TASK REQUIREMENTS ▸ Find how many lines contain the word "Insertion" and state that number alone.

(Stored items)

- - - - - - -

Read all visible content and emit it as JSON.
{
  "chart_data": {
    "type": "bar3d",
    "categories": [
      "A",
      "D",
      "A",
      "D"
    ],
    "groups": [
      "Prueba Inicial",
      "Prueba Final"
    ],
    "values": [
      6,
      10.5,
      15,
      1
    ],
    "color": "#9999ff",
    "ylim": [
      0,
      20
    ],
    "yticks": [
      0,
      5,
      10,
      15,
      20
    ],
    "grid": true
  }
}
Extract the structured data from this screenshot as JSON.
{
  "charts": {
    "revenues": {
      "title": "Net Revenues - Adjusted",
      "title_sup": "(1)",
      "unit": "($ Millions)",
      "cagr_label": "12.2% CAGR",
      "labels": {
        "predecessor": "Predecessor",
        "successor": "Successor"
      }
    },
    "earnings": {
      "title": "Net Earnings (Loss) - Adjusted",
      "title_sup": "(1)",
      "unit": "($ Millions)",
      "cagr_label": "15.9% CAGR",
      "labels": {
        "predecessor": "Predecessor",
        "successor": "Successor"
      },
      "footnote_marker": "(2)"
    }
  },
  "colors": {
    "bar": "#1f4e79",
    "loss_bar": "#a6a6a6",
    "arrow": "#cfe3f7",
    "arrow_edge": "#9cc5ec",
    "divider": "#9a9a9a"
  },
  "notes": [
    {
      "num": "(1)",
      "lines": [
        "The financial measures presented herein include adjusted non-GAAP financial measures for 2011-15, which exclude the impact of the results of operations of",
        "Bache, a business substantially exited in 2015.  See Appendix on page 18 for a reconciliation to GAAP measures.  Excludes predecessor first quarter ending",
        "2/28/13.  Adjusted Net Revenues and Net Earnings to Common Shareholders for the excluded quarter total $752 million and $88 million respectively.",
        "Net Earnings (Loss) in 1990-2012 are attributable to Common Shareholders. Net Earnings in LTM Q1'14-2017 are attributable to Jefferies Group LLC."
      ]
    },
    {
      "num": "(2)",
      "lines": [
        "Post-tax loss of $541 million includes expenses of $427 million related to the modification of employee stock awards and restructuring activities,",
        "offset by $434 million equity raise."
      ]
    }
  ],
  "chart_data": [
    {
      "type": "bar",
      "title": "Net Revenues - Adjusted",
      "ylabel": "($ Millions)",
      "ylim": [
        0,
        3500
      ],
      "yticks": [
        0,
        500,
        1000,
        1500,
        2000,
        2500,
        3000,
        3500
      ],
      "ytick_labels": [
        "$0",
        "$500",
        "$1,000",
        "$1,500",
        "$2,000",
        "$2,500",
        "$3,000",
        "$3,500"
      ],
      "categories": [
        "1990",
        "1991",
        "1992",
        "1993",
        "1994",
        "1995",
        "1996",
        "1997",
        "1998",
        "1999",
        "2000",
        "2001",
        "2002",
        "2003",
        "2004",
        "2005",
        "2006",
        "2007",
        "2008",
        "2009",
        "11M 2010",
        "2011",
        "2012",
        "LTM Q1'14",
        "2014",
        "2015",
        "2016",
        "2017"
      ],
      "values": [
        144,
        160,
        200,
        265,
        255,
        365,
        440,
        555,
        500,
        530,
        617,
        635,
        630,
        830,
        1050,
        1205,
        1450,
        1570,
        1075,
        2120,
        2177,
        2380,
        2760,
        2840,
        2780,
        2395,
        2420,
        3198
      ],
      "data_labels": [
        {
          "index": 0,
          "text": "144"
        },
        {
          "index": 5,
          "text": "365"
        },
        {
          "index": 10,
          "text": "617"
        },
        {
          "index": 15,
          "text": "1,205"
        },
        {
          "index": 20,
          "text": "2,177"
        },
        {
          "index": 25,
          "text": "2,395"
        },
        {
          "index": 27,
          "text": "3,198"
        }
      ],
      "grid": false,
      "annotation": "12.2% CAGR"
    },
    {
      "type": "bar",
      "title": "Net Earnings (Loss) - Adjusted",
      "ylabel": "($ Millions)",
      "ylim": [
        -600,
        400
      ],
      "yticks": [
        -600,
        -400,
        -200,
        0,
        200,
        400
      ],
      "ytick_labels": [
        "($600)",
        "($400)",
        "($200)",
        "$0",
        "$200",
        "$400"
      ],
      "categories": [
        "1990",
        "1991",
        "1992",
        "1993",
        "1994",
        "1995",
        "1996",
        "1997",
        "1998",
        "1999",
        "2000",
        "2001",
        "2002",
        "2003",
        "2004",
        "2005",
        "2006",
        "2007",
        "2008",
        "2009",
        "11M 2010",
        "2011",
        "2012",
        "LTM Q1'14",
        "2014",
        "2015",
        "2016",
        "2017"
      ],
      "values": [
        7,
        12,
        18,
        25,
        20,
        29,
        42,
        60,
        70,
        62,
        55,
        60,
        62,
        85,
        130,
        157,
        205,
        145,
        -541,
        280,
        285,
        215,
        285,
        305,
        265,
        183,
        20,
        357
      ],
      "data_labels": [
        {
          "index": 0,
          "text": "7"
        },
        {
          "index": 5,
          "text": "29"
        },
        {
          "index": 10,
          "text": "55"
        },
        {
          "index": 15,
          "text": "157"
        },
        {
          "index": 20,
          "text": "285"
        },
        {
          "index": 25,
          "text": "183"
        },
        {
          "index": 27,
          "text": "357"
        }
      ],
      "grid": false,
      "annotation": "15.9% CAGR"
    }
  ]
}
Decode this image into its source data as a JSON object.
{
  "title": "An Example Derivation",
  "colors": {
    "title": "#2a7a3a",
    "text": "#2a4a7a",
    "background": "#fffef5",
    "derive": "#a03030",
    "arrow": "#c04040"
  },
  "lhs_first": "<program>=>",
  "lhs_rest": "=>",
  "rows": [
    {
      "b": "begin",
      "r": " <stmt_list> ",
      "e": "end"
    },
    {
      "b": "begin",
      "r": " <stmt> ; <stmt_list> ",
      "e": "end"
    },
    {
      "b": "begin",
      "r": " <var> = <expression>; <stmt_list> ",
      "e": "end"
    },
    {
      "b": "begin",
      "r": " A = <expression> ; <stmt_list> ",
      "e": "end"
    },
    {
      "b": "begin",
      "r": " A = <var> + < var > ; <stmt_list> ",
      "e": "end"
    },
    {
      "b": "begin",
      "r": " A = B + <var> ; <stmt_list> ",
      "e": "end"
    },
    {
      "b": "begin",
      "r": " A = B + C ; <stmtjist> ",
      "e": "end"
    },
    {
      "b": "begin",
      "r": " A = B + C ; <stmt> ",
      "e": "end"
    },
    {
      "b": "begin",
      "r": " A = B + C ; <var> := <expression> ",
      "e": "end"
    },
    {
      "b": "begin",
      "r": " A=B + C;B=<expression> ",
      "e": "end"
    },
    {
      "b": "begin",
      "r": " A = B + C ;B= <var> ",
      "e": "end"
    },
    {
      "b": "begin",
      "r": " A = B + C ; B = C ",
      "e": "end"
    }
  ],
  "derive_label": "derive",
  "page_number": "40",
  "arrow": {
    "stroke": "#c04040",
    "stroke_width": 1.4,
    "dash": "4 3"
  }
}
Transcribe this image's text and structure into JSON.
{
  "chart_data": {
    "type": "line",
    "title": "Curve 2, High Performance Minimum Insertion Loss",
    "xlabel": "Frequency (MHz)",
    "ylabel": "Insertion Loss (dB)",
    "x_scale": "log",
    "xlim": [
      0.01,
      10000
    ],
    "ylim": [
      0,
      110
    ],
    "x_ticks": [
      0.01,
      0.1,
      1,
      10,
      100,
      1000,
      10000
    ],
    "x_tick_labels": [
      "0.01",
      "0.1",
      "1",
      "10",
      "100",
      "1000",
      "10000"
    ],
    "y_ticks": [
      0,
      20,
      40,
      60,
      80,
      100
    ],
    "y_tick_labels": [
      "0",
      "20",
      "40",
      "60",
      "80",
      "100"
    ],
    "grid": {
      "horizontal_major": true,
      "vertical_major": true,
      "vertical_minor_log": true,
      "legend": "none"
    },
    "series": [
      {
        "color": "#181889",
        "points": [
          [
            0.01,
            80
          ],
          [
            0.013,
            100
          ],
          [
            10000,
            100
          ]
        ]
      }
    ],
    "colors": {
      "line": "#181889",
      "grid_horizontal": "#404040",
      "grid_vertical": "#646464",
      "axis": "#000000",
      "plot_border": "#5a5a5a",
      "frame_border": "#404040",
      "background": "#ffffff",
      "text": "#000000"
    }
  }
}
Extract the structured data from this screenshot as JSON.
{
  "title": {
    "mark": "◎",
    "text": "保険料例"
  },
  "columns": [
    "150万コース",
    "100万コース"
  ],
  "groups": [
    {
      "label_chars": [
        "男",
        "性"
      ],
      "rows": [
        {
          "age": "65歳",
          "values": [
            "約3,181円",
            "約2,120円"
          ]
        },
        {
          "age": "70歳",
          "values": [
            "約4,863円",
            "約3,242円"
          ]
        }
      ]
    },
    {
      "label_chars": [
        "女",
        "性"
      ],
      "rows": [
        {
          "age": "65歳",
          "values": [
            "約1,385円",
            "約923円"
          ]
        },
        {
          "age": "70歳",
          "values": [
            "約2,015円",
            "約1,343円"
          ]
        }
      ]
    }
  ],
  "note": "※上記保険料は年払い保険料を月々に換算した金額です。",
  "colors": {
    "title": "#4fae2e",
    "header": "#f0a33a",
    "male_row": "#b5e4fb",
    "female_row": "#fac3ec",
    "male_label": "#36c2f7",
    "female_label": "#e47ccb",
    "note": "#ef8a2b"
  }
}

- - - - - - -

RESULT OF THE EXERCISE ▸ 2